STATED TASK: Look through the material and copy each line holding "specialty".

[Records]
▶

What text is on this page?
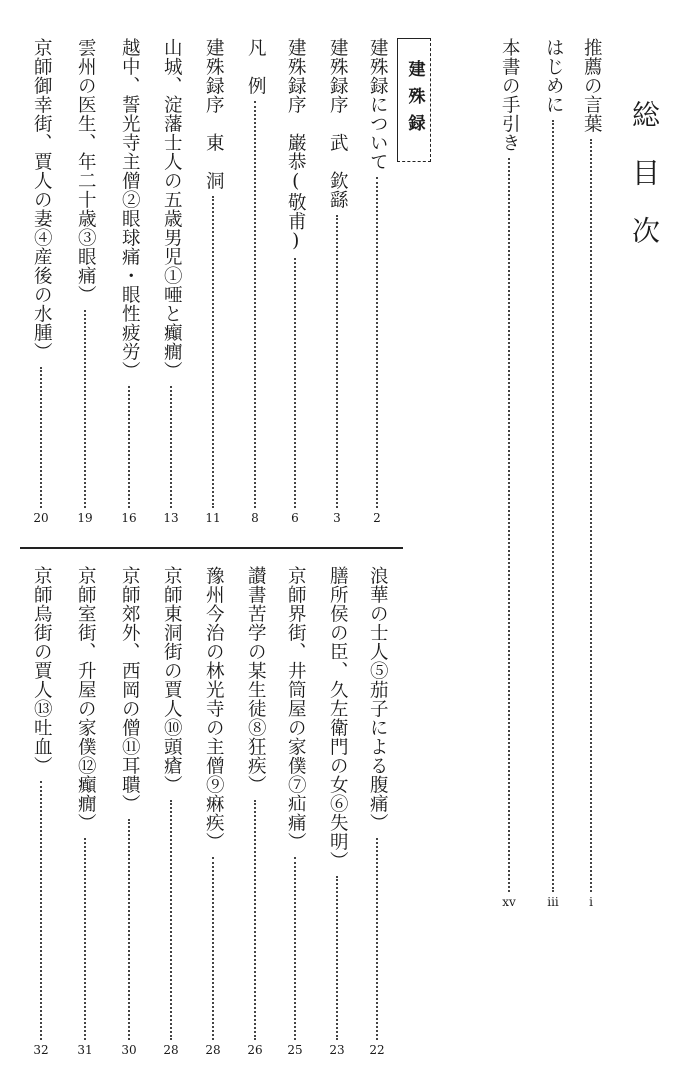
総目次
推薦の言葉
i
はじめに
iii
本書の手引き
xv
建殊録
建殊録について
2
建殊録序　武　欽繇
3
建殊録序　巌恭(敬甫)
6
凡　例
8
建殊録序　東　洞
11
山城、淀藩士人の五歳男児①唖と癲癇）
13
越中、誓光寺主僧②眼球痛・眼性疲労）
16
雲州の医生、年二十歳③眼痛）
19
京師御幸街、賈人の妻④産後の水腫）
20
浪華の士人⑤茄子による腹痛）
22
膳所侯の臣、久左衛門の女⑥失明）
23
京師界街、井筒屋の家僕⑦疝痛）
25
讃書苦学の某生徒⑧狂疾）
26
豫州今治の林光寺の主僧⑨痳疾）
28
京師東洞街の賈人⑩頭瘡）
28
京師郊外、西岡の僧⑪耳聵）
30
京師室街、升屋の家僕⑫癲癇）
31
京師烏街の賈人⑬吐血）
32
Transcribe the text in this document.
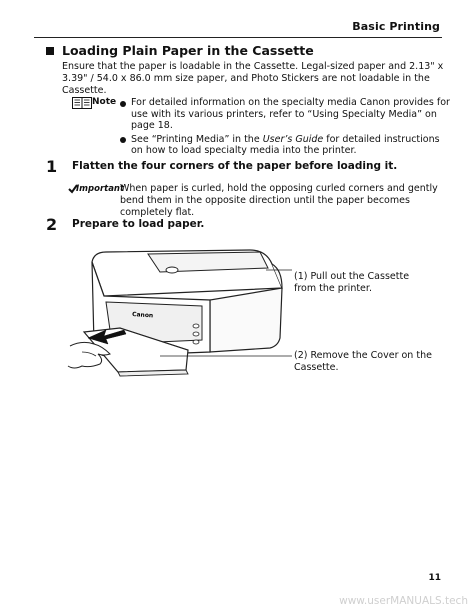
Basic Printing
Loading Plain Paper in the Cassette
Ensure that the paper is loadable in the Cassette. Legal-sized paper and 2.13" x 3.39" / 54.0 x 86.0 mm size paper, and Photo Stickers are not loadable in the Cassette.
Note	For detailed information on the specialty media Canon provides for use with its various printers, refer to “Using Specialty Media” on page 18.
See “Printing Media” in the User’s Guide for detailed instructions on how to load specialty media into the printer.
1 Flatten the four corners of the paper before loading it.
Important
When paper is curled, hold the opposing curled corners and gently bend them in the opposite direction until the paper becomes completely flat.
2 Prepare to load paper.
Canon
(1) Pull out the Cassette from the printer.
(2) Remove the Cover on the Cassette.
11
www.userMANUALS.tech
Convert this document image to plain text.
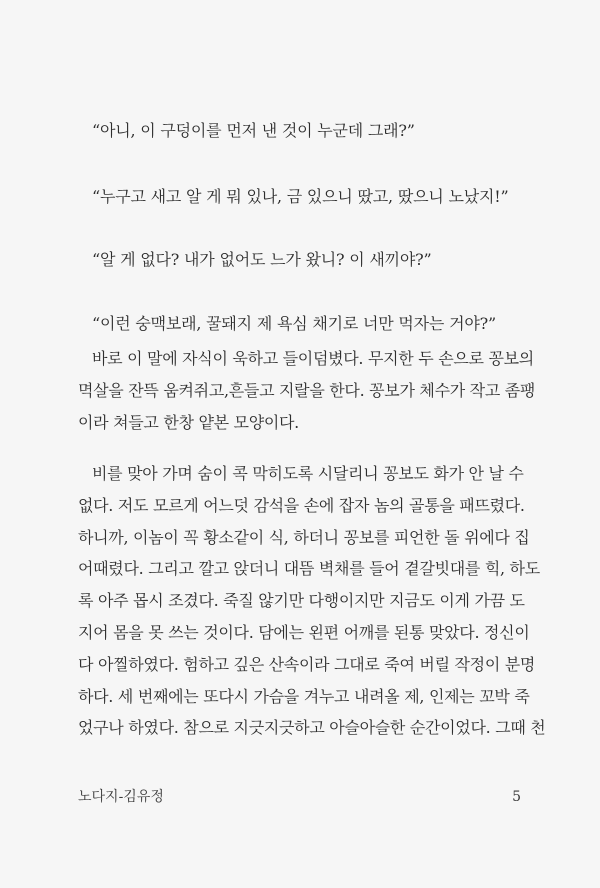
“아니, 이 구덩이를 먼저 낸 것이 누군데 그래?”
“누구고 새고 알 게 뭐 있나, 금 있으니 땄고, 땄으니 노났지!”
“알 게 없다? 내가 없어도 느가 왔니? 이 새끼야?”
“이런 숭맥보래, 꿀돼지 제 욕심 채기로 너만 먹자는 거야?”
바로 이 말에 자식이 욱하고 들이덤볐다. 무지한 두 손으로 꽁보의
멱살을 잔뜩 움켜쥐고,흔들고 지랄을 한다. 꽁보가 체수가 작고 좀팽
이라 쳐들고 한창 얕본 모양이다.
비를 맞아 가며 숨이 콕 막히도록 시달리니 꽁보도 화가 안 날 수
없다. 저도 모르게 어느덧 감석을 손에 잡자 놈의 골통을 패뜨렸다.
하니까, 이놈이 꼭 황소같이 식, 하더니 꽁보를 피언한 돌 위에다 집
어때렸다. 그리고 깔고 앉더니 대뜸 벽채를 들어 곁갈빗대를 힉, 하도
록 아주 몹시 조겼다. 죽질 않기만 다행이지만 지금도 이게 가끔 도
지어 몸을 못 쓰는 것이다. 담에는 왼편 어깨를 된통 맞았다. 정신이
다 아찔하였다. 험하고 깊은 산속이라 그대로 죽여 버릴 작정이 분명
하다. 세 번째에는 또다시 가슴을 겨누고 내려올 제, 인제는 꼬박 죽
었구나 하였다. 참으로 지긋지긋하고 아슬아슬한 순간이었다. 그때 천
노다지-김유정	5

◀

CORRECT OUTPUT:
Note	For detailed information on the specialty media Canon provides for use with its various printers, refer to “Using Specialty Media” on page 18.
See “Printing Media” in the User’s Guide for detailed instructions on how to load specialty media into the printer.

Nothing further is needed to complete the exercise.